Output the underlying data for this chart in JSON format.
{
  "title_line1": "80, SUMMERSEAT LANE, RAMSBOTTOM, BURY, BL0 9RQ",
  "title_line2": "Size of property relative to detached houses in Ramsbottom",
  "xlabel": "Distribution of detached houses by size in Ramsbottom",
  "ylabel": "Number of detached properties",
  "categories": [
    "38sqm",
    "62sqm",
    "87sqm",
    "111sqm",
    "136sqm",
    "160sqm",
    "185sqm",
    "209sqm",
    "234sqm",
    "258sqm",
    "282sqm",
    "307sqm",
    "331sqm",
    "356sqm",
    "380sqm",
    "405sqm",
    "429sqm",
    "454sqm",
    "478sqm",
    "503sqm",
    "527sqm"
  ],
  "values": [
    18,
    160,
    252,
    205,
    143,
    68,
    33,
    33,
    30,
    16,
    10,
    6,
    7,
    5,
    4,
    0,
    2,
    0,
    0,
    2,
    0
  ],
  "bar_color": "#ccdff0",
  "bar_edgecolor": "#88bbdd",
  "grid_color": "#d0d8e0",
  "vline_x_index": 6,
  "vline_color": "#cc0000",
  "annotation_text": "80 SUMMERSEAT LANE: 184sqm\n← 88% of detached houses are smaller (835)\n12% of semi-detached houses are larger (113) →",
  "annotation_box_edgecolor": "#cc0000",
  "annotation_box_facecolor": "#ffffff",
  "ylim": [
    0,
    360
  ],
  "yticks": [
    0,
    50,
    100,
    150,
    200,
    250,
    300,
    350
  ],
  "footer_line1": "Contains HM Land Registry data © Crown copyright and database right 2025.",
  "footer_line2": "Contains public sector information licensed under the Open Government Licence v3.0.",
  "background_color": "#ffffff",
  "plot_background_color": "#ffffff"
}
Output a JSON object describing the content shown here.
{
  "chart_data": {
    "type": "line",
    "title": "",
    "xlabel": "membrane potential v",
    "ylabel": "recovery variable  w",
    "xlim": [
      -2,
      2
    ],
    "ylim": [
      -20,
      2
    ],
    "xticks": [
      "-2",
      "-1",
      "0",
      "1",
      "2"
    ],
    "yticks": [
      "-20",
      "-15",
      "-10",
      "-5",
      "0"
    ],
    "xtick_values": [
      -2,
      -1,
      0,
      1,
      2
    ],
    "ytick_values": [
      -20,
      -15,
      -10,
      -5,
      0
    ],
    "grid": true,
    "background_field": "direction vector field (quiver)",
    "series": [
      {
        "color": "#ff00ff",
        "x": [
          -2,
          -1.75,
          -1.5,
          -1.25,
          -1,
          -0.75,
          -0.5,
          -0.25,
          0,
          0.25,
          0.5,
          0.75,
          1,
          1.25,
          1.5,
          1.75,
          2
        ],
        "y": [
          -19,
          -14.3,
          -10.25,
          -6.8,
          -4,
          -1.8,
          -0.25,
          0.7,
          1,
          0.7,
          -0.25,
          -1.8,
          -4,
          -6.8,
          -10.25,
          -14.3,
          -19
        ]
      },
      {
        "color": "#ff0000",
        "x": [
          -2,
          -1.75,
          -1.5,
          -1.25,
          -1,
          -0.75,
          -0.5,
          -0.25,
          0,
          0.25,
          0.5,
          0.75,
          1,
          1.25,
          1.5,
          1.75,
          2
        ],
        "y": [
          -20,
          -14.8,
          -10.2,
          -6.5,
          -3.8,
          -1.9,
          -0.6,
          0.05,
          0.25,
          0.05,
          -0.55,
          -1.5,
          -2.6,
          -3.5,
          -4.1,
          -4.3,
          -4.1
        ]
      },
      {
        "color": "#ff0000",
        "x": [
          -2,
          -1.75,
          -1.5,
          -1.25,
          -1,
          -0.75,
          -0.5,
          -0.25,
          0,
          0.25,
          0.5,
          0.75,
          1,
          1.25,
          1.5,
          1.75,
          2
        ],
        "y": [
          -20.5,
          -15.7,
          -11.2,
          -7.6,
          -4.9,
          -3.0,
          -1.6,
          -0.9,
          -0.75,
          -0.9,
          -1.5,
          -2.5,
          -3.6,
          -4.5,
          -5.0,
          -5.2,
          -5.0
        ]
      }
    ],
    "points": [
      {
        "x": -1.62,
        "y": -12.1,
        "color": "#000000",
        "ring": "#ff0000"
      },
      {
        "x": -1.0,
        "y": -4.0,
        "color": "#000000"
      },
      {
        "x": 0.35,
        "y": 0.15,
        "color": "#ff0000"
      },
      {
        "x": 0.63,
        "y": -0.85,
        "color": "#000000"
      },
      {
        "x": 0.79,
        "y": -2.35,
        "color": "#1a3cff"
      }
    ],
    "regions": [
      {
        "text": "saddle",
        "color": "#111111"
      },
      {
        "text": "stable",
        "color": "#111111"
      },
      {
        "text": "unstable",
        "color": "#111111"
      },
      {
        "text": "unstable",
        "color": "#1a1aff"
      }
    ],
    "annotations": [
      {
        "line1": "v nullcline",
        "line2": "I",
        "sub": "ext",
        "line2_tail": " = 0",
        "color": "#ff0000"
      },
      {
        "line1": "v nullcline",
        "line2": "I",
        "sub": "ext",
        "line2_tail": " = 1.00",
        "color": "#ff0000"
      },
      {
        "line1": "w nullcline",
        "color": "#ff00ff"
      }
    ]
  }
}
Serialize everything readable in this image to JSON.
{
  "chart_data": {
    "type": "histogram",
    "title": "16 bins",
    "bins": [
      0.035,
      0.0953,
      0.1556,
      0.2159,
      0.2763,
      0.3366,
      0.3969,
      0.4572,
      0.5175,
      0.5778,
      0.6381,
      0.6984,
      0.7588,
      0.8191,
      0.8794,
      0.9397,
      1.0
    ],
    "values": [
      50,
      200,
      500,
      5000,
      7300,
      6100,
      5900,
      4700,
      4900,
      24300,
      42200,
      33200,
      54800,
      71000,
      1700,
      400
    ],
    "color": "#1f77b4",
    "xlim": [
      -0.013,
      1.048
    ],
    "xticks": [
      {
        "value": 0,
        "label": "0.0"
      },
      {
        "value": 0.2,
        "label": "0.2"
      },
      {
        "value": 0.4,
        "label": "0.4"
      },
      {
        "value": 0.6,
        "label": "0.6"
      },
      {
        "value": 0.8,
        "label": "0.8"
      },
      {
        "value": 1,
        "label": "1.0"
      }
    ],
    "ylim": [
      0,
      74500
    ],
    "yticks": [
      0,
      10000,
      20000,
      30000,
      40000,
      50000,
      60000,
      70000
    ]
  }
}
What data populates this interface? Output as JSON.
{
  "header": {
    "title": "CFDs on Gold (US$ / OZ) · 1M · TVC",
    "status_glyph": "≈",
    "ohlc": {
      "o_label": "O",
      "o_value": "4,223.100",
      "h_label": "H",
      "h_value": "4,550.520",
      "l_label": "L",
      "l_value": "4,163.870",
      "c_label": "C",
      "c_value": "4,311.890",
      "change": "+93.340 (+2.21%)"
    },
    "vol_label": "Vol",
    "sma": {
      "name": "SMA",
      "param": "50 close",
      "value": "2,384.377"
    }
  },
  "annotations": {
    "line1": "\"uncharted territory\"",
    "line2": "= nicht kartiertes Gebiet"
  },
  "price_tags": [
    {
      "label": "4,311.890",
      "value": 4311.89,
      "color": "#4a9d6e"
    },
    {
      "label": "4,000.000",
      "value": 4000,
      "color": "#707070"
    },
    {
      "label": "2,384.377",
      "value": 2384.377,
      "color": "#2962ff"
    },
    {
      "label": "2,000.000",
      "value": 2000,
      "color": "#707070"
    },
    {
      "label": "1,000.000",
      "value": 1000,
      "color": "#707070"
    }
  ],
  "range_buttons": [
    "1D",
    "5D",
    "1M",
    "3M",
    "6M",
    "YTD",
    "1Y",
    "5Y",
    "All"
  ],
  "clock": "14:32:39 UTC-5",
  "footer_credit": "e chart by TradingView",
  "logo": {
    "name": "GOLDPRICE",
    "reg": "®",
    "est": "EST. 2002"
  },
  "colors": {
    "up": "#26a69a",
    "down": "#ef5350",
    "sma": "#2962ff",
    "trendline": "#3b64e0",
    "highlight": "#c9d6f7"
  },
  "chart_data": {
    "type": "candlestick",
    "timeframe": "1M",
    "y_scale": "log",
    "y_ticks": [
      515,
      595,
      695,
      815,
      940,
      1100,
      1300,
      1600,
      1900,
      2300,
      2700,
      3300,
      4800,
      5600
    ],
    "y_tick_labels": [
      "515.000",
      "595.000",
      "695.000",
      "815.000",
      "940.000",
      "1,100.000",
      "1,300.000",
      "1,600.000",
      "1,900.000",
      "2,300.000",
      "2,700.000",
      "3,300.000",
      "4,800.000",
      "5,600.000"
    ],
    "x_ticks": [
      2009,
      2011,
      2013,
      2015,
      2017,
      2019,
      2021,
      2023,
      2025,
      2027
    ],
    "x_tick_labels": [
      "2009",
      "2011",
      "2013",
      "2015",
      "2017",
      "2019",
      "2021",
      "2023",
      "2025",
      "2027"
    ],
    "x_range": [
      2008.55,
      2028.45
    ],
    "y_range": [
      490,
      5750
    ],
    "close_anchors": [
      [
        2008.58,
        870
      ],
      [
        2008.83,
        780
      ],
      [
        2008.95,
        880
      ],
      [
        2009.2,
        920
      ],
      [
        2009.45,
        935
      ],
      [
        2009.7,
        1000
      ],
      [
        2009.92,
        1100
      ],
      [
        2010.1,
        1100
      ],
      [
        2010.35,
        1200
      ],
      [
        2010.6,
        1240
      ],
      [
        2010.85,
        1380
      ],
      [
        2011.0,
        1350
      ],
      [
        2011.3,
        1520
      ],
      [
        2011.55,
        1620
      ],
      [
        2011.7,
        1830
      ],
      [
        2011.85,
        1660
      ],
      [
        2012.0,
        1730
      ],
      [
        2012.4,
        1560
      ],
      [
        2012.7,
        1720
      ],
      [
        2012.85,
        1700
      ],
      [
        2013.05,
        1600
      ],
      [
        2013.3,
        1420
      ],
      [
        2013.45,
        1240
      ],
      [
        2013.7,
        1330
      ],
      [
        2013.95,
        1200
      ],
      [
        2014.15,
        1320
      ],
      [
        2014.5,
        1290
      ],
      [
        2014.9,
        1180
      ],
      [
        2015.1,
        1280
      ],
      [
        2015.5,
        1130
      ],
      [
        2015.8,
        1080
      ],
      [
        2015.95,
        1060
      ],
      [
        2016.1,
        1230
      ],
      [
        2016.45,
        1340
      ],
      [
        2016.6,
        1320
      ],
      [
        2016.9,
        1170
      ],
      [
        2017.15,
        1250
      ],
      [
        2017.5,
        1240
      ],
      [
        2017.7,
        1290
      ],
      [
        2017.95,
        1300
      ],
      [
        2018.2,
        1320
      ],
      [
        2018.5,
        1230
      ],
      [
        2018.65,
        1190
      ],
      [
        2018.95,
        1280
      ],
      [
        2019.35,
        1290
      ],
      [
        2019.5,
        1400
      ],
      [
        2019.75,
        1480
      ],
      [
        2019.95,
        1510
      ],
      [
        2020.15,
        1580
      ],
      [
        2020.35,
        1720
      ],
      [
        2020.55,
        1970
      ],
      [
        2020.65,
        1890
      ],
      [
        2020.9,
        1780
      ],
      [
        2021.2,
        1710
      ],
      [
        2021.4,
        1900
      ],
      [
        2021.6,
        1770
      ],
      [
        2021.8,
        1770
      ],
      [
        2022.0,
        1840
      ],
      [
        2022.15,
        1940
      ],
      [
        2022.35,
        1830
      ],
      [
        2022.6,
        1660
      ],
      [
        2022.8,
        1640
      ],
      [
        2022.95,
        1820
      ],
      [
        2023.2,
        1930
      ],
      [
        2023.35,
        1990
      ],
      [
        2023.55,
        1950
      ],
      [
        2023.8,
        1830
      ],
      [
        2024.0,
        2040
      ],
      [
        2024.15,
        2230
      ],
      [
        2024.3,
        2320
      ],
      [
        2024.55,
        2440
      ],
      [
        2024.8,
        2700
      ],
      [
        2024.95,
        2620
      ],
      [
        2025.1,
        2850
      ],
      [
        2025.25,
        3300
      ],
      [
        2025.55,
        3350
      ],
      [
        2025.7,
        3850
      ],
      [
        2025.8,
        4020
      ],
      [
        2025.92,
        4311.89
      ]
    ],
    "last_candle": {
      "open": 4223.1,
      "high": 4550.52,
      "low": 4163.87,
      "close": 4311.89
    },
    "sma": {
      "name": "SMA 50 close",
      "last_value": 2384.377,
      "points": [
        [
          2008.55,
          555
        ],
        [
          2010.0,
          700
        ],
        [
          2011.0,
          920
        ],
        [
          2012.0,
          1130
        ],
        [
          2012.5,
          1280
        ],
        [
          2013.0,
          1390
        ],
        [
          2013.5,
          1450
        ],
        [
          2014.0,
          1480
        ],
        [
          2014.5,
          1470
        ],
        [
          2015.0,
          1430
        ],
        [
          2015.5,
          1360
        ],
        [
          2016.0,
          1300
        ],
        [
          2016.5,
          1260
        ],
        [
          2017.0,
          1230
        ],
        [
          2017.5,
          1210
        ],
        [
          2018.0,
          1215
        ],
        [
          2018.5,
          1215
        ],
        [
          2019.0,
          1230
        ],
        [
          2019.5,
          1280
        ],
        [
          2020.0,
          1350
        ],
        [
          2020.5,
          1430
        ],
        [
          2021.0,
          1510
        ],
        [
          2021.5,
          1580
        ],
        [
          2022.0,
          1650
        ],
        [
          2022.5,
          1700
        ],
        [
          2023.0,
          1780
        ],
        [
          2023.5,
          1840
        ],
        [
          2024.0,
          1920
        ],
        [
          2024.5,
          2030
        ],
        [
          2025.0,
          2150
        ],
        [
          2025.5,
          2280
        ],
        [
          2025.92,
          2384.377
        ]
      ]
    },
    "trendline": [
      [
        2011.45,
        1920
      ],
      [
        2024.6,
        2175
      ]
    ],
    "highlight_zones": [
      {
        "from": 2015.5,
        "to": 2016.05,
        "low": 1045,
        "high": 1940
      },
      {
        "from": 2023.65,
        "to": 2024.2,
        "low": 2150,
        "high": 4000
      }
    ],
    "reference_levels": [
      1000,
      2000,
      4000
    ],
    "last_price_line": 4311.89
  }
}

● ● ● ● ●

#### [BRIEF]
Report only the number of lines in the listing that contain the word "ylabel".

#### [RESPONSE TO THE EXERCISE]
2